▸ **Given instruction**: Set down verbatim every line from the line containing "List all visible" down to the line containing "printer-imprint: Дніпропетр. газ.", including both of those lines.

## Start Data for this exercise

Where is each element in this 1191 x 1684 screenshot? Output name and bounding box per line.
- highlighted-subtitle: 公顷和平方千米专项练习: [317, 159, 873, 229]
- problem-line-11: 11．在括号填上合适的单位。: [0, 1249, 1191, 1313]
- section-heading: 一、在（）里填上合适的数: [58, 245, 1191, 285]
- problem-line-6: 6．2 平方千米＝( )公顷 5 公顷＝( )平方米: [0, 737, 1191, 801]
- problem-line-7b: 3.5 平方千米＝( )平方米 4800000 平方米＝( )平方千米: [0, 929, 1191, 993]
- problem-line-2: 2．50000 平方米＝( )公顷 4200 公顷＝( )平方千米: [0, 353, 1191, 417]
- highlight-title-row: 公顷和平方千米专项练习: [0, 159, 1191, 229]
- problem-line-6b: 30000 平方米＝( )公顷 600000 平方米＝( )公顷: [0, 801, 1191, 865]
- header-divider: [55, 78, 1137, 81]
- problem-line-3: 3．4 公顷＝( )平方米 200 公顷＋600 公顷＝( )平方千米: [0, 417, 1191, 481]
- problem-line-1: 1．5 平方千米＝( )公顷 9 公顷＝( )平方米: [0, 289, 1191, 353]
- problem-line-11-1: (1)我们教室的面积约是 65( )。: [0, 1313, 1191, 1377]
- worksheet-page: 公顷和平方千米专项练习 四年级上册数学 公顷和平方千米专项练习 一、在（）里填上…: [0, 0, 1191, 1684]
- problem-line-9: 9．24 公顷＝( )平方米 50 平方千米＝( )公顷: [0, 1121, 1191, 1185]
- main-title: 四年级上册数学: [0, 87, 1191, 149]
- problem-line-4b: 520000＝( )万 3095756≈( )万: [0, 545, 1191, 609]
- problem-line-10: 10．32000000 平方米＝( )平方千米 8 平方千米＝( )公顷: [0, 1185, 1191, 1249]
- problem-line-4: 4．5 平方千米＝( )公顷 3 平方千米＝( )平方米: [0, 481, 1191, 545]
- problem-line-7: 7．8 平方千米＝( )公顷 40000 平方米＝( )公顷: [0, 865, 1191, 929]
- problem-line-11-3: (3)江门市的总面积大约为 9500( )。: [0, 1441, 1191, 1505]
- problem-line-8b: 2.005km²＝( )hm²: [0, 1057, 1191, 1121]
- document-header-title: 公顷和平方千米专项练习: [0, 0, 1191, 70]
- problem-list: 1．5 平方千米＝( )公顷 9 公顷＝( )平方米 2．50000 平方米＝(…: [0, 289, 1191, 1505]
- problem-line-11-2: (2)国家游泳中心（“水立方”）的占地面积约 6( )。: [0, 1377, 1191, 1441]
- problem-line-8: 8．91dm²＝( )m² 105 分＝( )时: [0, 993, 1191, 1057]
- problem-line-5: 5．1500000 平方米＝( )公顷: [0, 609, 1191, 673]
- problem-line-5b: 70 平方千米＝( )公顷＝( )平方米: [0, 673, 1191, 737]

## End Data for this exercise
## Start Data for this exercise

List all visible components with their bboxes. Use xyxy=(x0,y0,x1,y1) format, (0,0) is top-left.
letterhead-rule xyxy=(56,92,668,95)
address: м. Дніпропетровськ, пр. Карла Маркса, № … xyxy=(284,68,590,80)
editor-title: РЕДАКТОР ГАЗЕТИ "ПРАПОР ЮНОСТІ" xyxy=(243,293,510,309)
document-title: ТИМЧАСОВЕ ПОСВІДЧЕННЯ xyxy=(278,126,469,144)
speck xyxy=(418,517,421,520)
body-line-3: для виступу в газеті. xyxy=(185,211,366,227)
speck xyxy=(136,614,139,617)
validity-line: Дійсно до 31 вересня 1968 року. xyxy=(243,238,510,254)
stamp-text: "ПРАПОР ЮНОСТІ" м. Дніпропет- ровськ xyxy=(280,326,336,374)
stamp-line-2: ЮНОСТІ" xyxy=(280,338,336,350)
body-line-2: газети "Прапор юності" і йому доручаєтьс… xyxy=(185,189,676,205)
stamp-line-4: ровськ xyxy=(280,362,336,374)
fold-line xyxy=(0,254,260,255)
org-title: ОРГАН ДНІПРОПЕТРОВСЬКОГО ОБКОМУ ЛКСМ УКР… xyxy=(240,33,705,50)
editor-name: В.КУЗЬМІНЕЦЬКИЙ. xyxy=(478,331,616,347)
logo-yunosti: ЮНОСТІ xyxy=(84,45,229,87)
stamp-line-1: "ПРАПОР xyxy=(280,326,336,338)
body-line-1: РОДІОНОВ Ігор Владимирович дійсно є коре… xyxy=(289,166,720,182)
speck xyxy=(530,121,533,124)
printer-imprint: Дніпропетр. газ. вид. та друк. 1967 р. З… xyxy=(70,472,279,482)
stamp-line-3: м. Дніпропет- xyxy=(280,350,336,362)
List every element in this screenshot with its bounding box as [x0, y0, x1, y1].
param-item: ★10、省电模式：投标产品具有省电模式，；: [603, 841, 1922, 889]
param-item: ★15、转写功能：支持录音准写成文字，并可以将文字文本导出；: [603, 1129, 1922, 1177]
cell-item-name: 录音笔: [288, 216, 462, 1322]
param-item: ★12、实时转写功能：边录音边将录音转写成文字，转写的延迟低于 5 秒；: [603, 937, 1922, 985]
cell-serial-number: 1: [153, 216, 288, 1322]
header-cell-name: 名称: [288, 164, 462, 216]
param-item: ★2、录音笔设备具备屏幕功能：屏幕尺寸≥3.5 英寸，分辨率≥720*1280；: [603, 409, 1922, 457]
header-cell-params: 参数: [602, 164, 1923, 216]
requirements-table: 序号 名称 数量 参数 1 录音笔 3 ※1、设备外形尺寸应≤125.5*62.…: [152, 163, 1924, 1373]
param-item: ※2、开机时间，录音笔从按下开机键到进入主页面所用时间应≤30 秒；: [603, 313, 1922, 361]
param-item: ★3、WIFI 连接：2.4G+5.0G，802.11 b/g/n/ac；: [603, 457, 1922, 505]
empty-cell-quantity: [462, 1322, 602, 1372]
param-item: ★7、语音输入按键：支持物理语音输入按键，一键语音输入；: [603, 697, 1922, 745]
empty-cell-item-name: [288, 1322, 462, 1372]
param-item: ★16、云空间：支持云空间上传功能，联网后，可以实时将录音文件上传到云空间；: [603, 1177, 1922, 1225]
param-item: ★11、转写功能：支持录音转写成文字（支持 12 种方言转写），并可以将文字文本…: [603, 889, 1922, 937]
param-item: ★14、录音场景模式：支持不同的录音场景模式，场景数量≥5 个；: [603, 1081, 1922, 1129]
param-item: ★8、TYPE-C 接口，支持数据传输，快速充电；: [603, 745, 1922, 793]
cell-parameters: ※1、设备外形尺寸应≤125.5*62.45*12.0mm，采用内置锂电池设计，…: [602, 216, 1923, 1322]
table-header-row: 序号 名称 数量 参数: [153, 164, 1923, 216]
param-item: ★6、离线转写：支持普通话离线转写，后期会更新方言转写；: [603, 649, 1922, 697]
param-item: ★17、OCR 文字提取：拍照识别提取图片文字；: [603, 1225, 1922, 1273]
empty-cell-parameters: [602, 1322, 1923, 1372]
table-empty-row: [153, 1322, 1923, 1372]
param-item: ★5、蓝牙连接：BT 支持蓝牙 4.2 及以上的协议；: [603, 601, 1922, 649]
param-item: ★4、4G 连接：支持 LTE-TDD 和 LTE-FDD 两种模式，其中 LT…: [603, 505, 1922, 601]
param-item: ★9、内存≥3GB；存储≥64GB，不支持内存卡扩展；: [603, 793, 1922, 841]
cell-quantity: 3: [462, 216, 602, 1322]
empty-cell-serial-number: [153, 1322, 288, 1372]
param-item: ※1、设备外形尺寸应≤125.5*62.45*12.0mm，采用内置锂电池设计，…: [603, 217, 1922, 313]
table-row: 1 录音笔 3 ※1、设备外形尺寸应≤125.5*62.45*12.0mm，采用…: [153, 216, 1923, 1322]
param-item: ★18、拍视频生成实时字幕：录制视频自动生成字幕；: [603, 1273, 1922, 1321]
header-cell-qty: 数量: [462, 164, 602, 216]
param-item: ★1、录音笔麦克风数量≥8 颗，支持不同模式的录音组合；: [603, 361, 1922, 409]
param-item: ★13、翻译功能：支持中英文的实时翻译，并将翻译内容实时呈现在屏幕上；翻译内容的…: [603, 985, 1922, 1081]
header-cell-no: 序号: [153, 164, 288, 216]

## End Data for this exercise

▸ **Solution below**:
List all visible components with their bboxes. Use xyxy=(x0,y0,x1,y1) format, (0,0) is top-left.
letterhead-rule xyxy=(56,92,668,95)
address: м. Дніпропетровськ, пр. Карла Маркса, № … xyxy=(284,68,590,80)
editor-title: РЕДАКТОР ГАЗЕТИ "ПРАПОР ЮНОСТІ" xyxy=(243,293,510,309)
document-title: ТИМЧАСОВЕ ПОСВІДЧЕННЯ xyxy=(278,126,469,144)
speck xyxy=(418,517,421,520)
body-line-3: для виступу в газеті. xyxy=(185,211,366,227)
speck xyxy=(136,614,139,617)
validity-line: Дійсно до 31 вересня 1968 року. xyxy=(243,238,510,254)
stamp-text: "ПРАПОР ЮНОСТІ" м. Дніпропет- ровськ xyxy=(280,326,336,374)
stamp-line-2: ЮНОСТІ" xyxy=(280,338,336,350)
body-line-2: газети "Прапор юності" і йому доручаєтьс… xyxy=(185,189,676,205)
stamp-line-4: ровськ xyxy=(280,362,336,374)
fold-line xyxy=(0,254,260,255)
org-title: ОРГАН ДНІПРОПЕТРОВСЬКОГО ОБКОМУ ЛКСМ УКР… xyxy=(240,33,705,50)
editor-name: В.КУЗЬМІНЕЦЬКИЙ. xyxy=(478,331,616,347)
logo-yunosti: ЮНОСТІ xyxy=(84,45,229,87)
stamp-line-1: "ПРАПОР xyxy=(280,326,336,338)
body-line-1: РОДІОНОВ Ігор Владимирович дійсно є коре… xyxy=(289,166,720,182)
speck xyxy=(530,121,533,124)
printer-imprint: Дніпропетр. газ. вид. та друк. 1967 р. З… xyxy=(70,472,279,482)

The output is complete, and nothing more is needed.